-- start --

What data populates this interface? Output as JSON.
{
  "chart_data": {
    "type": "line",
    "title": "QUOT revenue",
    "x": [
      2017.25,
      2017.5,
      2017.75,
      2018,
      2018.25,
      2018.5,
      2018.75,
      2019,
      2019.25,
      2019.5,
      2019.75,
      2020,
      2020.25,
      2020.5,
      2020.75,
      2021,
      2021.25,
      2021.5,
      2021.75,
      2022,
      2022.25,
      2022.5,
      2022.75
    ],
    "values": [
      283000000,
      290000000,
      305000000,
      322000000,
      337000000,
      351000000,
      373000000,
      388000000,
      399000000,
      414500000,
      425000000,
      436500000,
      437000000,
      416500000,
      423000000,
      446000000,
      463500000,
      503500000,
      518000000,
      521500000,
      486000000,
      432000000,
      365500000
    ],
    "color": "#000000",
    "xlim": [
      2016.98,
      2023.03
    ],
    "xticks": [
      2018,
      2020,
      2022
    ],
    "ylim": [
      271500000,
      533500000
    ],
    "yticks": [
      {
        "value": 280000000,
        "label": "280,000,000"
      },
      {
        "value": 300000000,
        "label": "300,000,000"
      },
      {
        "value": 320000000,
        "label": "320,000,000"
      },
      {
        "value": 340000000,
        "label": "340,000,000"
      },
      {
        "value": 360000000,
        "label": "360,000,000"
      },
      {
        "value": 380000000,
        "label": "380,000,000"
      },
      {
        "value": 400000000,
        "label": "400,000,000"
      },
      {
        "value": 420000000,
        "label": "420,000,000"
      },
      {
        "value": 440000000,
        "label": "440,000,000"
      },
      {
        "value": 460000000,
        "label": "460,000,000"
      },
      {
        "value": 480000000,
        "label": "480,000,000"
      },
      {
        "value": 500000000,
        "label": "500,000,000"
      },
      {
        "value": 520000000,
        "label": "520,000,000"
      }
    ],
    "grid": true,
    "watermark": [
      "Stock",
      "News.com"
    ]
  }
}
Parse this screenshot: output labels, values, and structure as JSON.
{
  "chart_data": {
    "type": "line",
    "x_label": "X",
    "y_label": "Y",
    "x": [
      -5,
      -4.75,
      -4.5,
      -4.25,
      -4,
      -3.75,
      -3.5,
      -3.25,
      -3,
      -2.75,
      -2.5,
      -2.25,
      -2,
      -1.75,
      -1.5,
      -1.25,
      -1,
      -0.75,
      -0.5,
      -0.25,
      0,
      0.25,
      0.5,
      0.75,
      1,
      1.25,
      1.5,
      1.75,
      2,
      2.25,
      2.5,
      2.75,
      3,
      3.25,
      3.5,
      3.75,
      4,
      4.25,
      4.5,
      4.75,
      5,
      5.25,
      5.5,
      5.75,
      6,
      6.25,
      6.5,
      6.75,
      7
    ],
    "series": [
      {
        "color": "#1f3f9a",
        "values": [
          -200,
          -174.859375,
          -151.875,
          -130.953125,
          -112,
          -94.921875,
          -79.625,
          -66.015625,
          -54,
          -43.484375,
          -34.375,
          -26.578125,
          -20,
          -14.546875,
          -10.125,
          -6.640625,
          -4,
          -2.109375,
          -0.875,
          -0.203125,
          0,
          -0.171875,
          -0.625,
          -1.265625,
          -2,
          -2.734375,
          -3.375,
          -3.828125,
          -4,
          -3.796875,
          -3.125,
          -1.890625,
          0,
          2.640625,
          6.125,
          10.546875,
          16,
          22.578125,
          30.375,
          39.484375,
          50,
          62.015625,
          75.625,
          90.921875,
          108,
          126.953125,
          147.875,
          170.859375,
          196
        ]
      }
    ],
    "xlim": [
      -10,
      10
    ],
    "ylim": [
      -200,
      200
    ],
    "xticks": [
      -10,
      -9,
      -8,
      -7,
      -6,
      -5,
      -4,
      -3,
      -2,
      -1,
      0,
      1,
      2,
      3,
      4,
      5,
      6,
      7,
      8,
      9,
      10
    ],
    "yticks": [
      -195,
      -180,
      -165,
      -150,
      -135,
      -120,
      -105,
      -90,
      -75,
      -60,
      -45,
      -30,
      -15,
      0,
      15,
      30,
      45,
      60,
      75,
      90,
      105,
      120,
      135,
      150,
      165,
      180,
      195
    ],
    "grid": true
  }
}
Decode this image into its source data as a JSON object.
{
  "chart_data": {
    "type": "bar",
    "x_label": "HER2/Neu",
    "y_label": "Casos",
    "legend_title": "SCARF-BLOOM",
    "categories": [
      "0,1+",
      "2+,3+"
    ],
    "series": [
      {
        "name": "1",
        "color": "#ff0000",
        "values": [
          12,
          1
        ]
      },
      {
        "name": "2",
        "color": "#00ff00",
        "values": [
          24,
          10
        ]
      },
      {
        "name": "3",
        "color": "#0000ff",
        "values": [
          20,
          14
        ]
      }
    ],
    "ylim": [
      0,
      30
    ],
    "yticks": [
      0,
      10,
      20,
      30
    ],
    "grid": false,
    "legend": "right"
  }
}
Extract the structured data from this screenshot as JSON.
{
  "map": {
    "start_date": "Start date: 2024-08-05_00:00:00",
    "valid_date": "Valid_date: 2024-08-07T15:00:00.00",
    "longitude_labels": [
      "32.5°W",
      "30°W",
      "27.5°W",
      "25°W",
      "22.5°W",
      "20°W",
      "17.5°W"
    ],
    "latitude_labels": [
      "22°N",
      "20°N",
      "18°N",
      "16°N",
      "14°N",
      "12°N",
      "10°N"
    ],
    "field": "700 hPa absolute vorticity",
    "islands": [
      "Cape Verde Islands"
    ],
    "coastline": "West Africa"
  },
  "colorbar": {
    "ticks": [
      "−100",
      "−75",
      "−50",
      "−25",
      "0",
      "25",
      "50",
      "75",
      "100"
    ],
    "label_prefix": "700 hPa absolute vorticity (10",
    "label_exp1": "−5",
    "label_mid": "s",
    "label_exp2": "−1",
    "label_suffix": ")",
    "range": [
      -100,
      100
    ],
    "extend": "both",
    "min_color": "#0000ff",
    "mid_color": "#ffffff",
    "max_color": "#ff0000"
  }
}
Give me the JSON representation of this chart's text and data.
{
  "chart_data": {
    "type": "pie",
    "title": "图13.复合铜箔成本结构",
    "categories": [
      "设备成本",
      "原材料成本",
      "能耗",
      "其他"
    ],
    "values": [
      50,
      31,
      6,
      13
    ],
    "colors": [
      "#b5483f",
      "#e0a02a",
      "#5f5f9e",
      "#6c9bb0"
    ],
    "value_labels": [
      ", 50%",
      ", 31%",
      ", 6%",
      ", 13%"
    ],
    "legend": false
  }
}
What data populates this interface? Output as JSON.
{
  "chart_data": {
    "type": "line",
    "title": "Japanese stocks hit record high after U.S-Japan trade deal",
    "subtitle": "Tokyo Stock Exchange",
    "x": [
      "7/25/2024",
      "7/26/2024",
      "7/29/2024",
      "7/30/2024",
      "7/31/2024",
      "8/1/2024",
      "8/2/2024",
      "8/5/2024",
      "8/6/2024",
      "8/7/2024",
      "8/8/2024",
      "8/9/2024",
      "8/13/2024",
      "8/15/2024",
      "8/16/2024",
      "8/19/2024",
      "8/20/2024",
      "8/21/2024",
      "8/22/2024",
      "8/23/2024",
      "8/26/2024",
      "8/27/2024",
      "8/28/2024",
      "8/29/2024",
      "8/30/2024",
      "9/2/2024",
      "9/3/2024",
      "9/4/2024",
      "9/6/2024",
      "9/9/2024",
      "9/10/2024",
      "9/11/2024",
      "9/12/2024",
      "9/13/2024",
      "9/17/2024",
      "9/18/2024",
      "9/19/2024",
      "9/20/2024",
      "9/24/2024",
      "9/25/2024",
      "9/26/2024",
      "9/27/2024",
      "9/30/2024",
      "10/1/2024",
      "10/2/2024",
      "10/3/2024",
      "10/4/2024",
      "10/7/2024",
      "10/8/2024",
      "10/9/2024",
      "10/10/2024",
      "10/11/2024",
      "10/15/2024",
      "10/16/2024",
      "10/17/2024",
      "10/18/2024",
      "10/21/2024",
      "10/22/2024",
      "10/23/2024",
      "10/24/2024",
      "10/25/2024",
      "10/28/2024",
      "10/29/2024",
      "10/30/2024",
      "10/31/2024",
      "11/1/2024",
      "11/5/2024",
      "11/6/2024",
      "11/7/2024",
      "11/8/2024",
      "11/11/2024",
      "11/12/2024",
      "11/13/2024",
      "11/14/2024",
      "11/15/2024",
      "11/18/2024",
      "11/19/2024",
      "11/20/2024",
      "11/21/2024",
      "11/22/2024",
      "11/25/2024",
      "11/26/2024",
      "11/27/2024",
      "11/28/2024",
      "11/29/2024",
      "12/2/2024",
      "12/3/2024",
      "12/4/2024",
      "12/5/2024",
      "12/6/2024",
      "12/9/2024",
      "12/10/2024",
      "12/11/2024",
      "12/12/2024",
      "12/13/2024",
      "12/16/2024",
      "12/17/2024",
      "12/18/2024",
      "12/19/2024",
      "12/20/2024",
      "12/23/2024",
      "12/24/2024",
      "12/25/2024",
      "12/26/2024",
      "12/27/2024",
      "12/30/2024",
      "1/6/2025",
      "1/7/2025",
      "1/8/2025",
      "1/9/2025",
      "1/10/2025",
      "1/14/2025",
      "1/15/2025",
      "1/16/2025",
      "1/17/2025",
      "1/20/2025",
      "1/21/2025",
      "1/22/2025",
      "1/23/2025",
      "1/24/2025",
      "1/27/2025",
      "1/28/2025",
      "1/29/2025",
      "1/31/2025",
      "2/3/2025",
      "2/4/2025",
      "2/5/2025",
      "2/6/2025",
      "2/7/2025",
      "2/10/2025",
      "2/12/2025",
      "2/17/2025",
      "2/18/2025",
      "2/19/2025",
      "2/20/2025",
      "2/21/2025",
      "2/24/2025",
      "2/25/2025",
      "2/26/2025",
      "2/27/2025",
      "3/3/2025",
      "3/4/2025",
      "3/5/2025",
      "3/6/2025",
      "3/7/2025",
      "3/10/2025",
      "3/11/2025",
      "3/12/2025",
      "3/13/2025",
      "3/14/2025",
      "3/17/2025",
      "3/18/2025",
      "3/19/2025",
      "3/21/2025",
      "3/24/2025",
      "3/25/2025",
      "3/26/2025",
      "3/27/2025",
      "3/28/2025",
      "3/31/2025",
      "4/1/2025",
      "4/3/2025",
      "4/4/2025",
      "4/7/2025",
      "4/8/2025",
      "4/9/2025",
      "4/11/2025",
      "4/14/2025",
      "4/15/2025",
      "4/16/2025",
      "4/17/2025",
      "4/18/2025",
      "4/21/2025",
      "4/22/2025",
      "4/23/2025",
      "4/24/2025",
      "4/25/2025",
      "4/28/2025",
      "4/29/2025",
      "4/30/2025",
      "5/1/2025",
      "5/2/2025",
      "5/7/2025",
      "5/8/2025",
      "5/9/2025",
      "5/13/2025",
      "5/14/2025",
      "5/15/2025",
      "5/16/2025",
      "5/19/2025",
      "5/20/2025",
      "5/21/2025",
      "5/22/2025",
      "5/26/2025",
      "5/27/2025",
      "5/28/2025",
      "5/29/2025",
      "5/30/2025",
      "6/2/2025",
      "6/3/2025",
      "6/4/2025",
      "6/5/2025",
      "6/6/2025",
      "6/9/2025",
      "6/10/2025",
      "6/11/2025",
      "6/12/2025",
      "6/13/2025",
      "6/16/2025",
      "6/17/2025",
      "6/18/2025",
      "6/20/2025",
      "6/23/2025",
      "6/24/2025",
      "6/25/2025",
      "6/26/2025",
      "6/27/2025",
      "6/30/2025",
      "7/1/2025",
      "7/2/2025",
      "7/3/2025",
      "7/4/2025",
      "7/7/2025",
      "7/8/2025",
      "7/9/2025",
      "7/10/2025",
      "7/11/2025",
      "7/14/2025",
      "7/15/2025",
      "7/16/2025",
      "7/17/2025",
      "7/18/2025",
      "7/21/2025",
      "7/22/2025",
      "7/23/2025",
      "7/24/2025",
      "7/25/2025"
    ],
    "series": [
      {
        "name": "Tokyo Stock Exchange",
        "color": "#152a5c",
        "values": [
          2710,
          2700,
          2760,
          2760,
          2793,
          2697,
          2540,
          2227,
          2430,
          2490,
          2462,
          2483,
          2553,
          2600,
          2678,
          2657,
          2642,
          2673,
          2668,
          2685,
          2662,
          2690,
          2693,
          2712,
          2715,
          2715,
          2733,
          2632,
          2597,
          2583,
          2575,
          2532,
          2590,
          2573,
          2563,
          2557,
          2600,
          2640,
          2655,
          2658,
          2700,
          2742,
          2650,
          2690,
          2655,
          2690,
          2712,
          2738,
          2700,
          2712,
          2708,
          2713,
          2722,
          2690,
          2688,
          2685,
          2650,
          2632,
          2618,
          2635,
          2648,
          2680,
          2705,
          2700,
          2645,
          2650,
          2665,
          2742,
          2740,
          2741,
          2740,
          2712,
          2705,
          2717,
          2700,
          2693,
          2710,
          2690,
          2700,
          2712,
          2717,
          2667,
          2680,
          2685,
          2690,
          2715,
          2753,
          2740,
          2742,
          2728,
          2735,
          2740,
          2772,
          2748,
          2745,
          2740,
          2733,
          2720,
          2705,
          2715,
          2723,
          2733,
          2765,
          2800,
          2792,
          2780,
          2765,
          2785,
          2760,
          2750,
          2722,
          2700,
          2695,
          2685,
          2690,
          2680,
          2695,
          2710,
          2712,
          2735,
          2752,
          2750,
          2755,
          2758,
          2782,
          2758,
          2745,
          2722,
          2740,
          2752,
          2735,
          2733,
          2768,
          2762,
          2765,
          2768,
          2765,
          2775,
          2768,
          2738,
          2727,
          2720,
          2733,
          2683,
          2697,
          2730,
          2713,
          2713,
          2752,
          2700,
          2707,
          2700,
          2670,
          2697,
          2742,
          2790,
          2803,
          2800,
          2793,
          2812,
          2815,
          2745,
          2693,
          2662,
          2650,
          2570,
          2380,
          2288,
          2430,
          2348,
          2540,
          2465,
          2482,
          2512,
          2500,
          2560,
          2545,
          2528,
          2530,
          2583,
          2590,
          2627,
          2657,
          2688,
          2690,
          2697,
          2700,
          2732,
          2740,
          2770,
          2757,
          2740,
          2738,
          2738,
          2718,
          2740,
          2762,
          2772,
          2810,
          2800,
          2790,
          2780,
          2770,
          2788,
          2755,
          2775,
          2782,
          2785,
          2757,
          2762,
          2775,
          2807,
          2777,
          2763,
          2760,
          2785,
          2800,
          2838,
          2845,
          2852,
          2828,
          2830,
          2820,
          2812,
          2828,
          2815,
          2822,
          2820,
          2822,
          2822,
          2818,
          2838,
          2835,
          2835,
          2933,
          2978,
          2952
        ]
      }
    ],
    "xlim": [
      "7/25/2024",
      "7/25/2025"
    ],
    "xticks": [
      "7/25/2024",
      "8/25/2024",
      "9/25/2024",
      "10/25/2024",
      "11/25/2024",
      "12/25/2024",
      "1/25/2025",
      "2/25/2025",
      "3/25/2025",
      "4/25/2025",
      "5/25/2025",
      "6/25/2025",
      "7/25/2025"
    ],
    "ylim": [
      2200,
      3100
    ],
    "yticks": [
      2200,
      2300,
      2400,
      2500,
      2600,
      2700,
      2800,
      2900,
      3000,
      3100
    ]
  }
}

-- end --

**Exercise aim:** Locate all lines in the listing above with the word "this". Copy them.

**Full answer:**
What data populates this interface? Output as JSON.
Parse this screenshot: output labels, values, and structure as JSON.
Decode this image into its source data as a JSON object.
Extract the structured data from this screenshot as JSON.
Give me the JSON representation of this chart's text and data.
What data populates this interface? Output as JSON.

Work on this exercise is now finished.